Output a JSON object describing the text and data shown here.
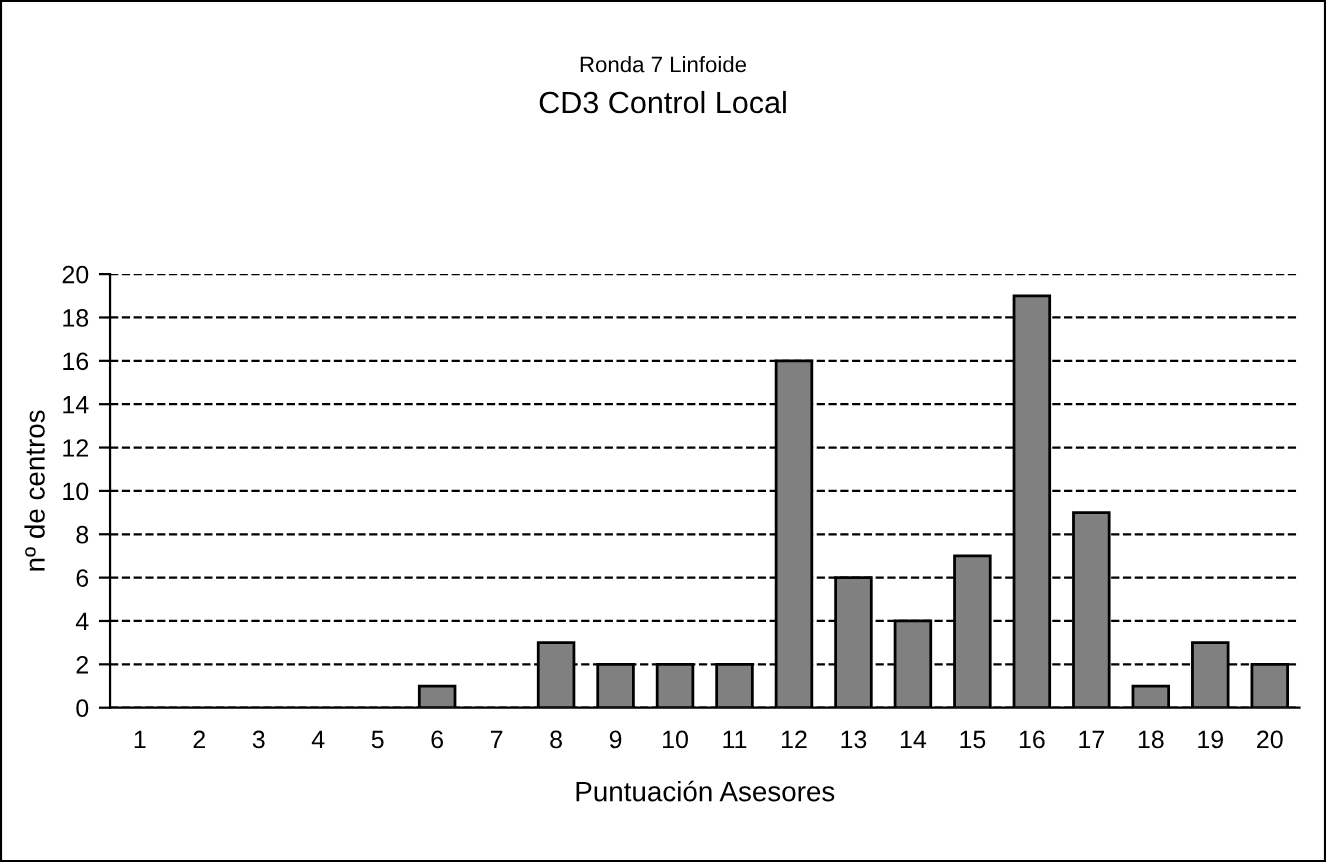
{
  "chart_data": {
    "type": "bar",
    "title": "CD3 Control Local",
    "subtitle": "Ronda 7 Linfoide",
    "xlabel": "Puntuación Asesores",
    "ylabel": "nº de centros",
    "categories": [
      "1",
      "2",
      "3",
      "4",
      "5",
      "6",
      "7",
      "8",
      "9",
      "10",
      "11",
      "12",
      "13",
      "14",
      "15",
      "16",
      "17",
      "18",
      "19",
      "20"
    ],
    "values": [
      0,
      0,
      0,
      0,
      0,
      1,
      0,
      3,
      2,
      2,
      2,
      16,
      6,
      4,
      7,
      19,
      9,
      1,
      3,
      2
    ],
    "color": "#808080",
    "ylim": [
      0,
      20
    ],
    "yticks": [
      0,
      2,
      4,
      6,
      8,
      10,
      12,
      14,
      16,
      18,
      20
    ],
    "grid": "y",
    "line_style": "dashed",
    "legend": false
  }
}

- DESCRIPTION OF THE TASK
From the listing above, print every entry precisely and drop the pictures.

- SOLUTION FOR THIS EXERCISE
Output a JSON object describing the text and data shown here.
{
  "chart_data": {
    "type": "bar",
    "title": "CD3 Control Local",
    "subtitle": "Ronda 7 Linfoide",
    "xlabel": "Puntuación Asesores",
    "ylabel": "nº de centros",
    "categories": [
      "1",
      "2",
      "3",
      "4",
      "5",
      "6",
      "7",
      "8",
      "9",
      "10",
      "11",
      "12",
      "13",
      "14",
      "15",
      "16",
      "17",
      "18",
      "19",
      "20"
    ],
    "values": [
      0,
      0,
      0,
      0,
      0,
      1,
      0,
      3,
      2,
      2,
      2,
      16,
      6,
      4,
      7,
      19,
      9,
      1,
      3,
      2
    ],
    "color": "#808080",
    "ylim": [
      0,
      20
    ],
    "yticks": [
      0,
      2,
      4,
      6,
      8,
      10,
      12,
      14,
      16,
      18,
      20
    ],
    "grid": "y",
    "line_style": "dashed",
    "legend": false
  }
}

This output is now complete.